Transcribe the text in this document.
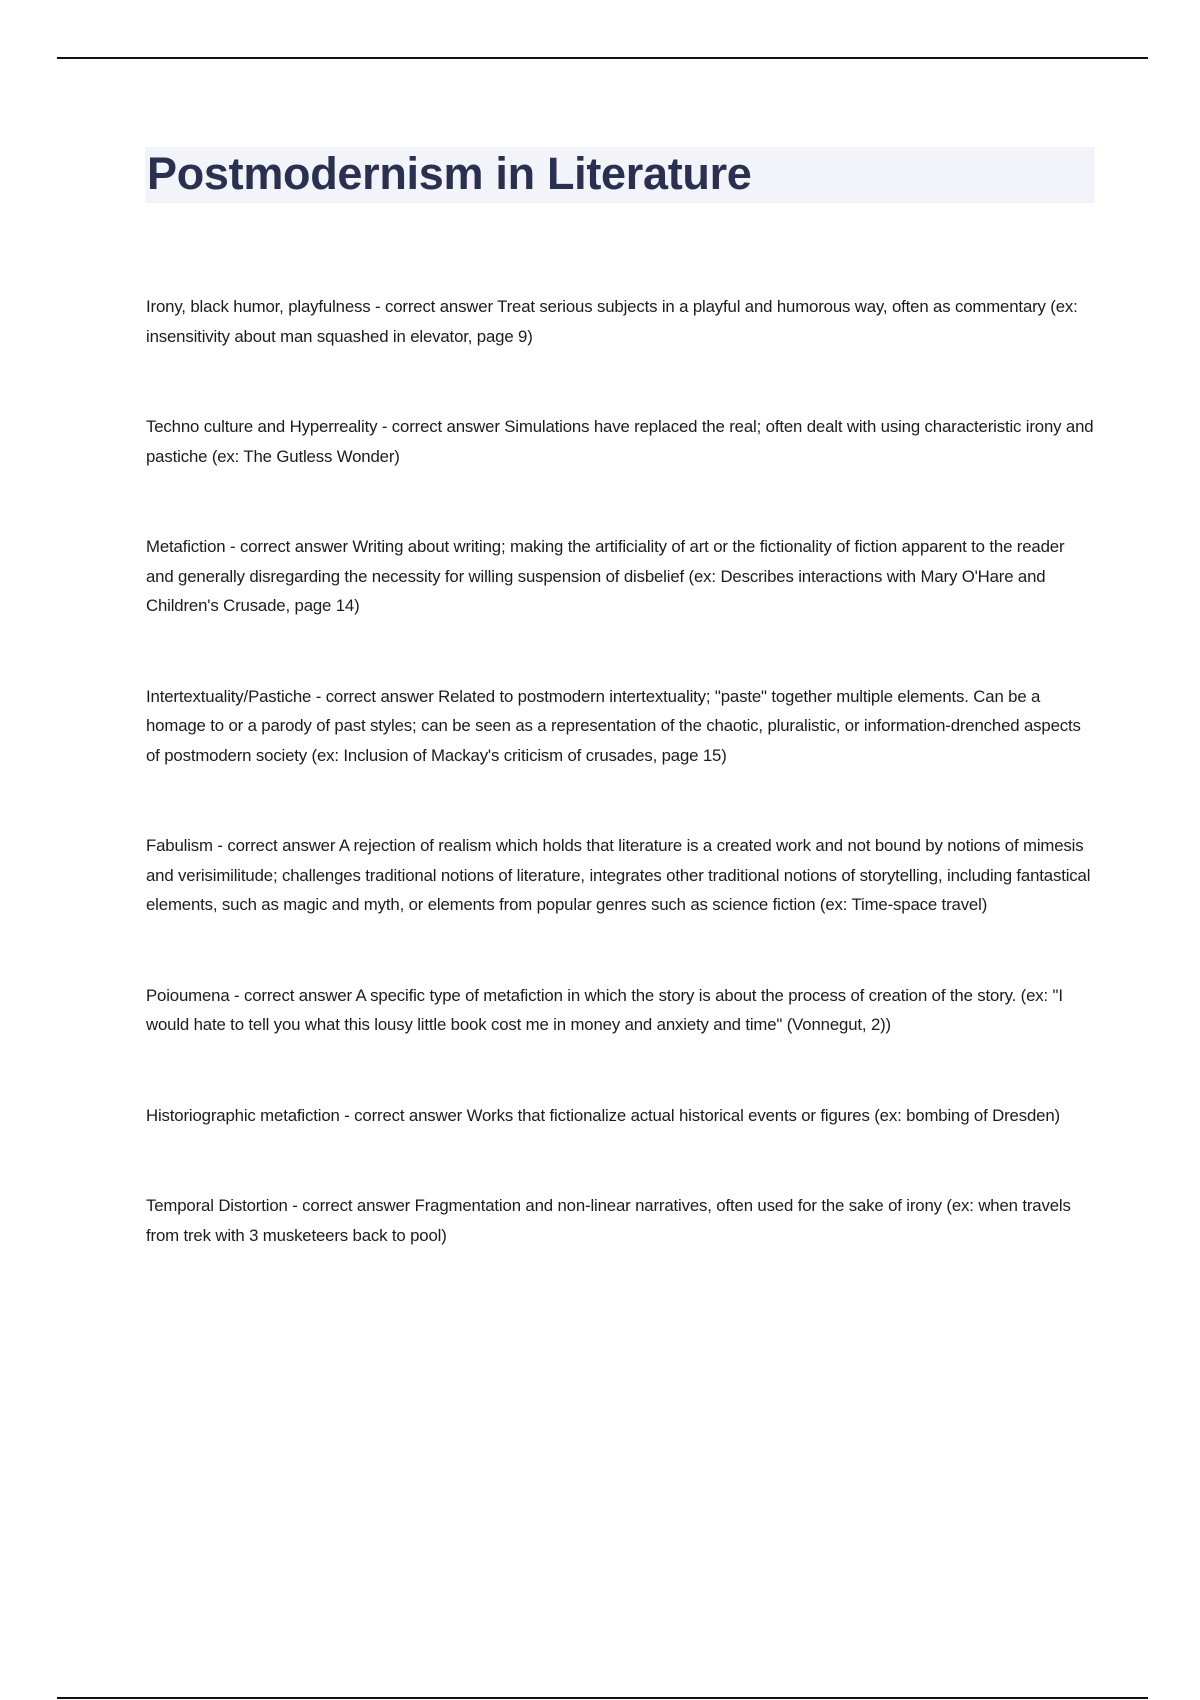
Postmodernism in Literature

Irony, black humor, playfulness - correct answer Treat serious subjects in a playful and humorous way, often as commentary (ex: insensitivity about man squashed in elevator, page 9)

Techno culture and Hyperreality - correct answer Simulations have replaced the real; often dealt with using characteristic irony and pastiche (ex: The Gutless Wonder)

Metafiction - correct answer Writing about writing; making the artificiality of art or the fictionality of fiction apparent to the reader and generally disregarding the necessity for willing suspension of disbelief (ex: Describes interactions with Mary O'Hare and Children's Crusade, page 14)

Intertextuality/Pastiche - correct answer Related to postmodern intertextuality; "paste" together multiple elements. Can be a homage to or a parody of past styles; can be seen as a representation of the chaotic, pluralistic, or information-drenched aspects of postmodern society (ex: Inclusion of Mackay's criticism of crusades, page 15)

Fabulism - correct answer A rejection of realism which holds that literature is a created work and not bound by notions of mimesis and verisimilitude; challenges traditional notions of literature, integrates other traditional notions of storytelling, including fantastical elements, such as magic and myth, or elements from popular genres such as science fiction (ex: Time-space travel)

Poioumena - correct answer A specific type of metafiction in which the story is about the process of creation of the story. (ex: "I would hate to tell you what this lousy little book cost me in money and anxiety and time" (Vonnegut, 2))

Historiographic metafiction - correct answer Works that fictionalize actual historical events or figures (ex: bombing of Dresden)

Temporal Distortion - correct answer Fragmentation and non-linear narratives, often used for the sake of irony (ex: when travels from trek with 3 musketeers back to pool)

...

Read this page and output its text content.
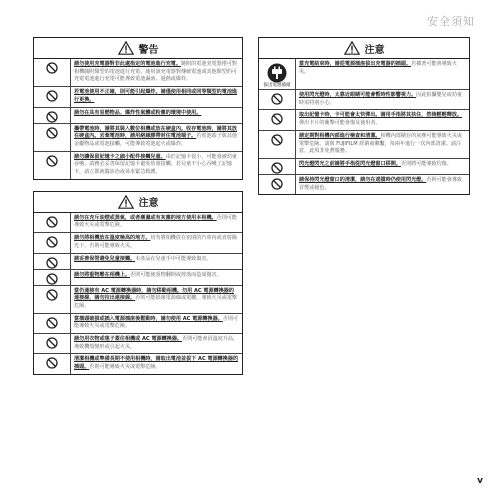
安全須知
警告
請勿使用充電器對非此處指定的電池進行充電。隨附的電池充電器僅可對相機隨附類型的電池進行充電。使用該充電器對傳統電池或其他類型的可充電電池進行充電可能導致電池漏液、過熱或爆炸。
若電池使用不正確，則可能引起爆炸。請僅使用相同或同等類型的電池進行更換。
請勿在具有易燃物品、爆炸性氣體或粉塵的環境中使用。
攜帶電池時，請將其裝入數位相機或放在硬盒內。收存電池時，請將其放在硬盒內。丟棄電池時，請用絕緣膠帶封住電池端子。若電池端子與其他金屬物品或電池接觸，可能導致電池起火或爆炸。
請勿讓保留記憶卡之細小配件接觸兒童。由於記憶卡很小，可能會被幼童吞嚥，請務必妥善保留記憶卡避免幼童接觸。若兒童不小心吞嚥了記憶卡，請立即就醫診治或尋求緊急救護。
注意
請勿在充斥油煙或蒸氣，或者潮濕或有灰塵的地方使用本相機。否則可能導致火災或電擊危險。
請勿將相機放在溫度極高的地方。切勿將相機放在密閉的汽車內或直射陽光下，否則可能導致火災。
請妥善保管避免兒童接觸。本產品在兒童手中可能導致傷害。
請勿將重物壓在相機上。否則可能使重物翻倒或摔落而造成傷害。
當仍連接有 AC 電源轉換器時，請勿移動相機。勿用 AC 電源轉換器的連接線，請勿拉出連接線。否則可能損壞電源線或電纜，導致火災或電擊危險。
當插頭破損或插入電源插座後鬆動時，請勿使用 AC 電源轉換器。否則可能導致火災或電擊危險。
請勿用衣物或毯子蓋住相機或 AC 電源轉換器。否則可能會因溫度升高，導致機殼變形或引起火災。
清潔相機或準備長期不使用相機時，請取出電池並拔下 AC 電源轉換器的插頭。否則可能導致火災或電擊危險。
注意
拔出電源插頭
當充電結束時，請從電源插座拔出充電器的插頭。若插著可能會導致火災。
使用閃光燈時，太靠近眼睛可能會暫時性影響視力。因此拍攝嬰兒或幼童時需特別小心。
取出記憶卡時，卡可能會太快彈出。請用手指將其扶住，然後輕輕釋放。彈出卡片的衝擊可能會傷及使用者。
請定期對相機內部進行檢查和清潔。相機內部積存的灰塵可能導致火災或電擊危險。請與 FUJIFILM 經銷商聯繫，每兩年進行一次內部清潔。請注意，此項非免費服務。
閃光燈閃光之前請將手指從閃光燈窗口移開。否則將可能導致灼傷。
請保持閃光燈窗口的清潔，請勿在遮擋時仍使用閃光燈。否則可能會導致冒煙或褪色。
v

==

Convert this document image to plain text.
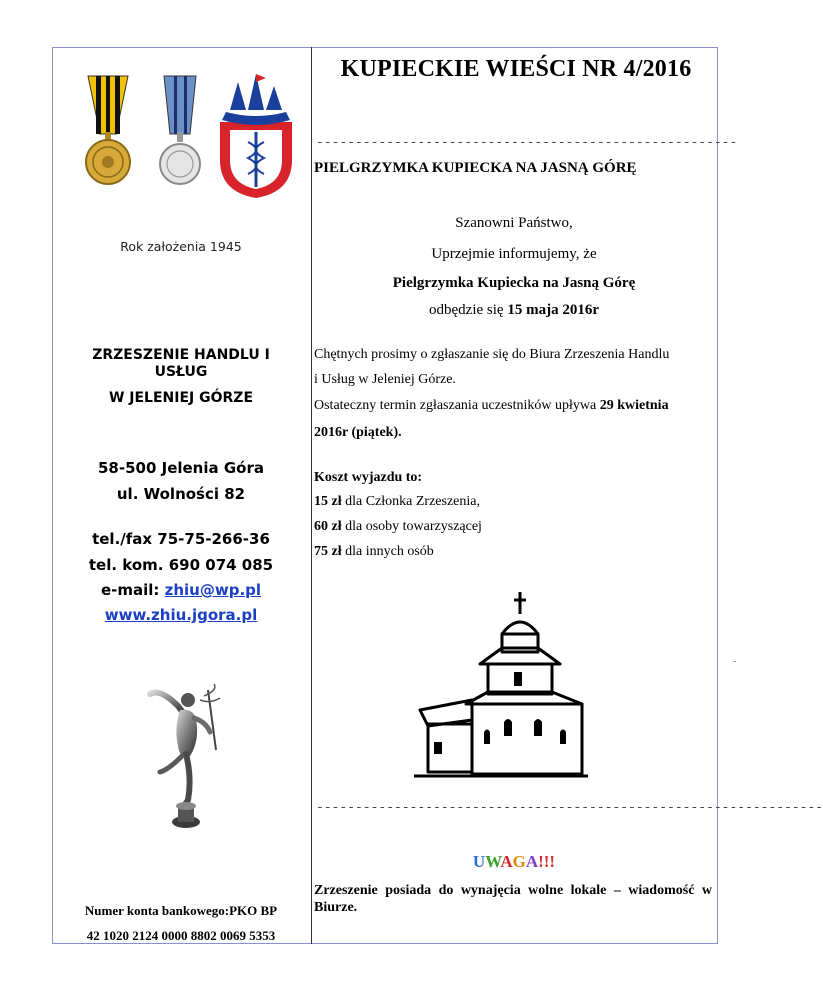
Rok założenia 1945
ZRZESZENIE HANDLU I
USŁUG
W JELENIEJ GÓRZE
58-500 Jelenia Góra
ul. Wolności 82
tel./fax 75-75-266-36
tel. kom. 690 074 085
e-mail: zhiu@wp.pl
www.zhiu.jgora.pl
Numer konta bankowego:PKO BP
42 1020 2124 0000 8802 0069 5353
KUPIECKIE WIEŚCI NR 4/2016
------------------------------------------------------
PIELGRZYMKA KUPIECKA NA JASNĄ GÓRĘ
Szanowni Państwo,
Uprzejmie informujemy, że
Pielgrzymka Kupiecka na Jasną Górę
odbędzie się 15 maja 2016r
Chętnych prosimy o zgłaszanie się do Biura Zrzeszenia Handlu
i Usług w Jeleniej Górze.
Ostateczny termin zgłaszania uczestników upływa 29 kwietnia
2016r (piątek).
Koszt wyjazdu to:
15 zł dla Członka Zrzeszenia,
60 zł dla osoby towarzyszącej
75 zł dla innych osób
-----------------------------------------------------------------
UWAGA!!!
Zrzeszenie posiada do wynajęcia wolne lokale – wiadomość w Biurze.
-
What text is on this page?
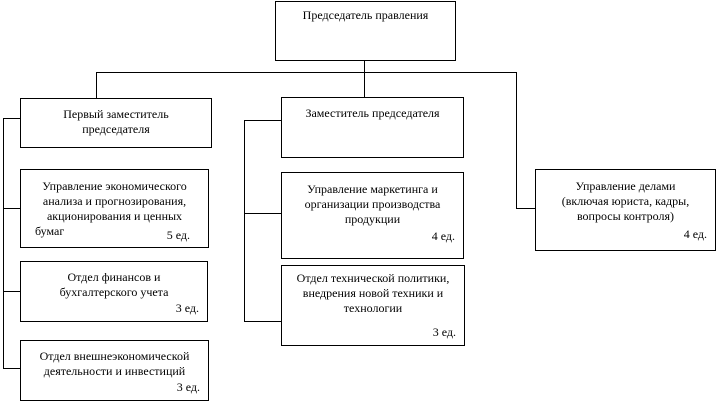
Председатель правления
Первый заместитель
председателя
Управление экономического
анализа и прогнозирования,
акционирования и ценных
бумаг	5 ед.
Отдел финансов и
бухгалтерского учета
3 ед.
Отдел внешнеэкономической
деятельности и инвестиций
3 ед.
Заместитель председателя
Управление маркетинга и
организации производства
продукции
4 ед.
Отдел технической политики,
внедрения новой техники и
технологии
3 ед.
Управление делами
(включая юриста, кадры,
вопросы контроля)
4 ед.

◆ THE PROBLEM ◆
Look through the entries and find each line that has the string "with". Copy those lines.

◆ TASK SOLUTION ◆
Techno culture and Hyperreality - correct answer Simulations have replaced the real; often dealt with using characteristic irony and pastiche (ex: The Gutless Wonder)
Metafiction - correct answer Writing about writing; making the artificiality of art or the fictionality of fiction apparent to the reader and generally disregarding the necessity for willing suspension of disbelief (ex: Describes interactions with Mary O'Hare and Children's Crusade, page 14)
Temporal Distortion - correct answer Fragmentation and non-linear narratives, often used for the sake of irony (ex: when travels from trek with 3 musketeers back to pool)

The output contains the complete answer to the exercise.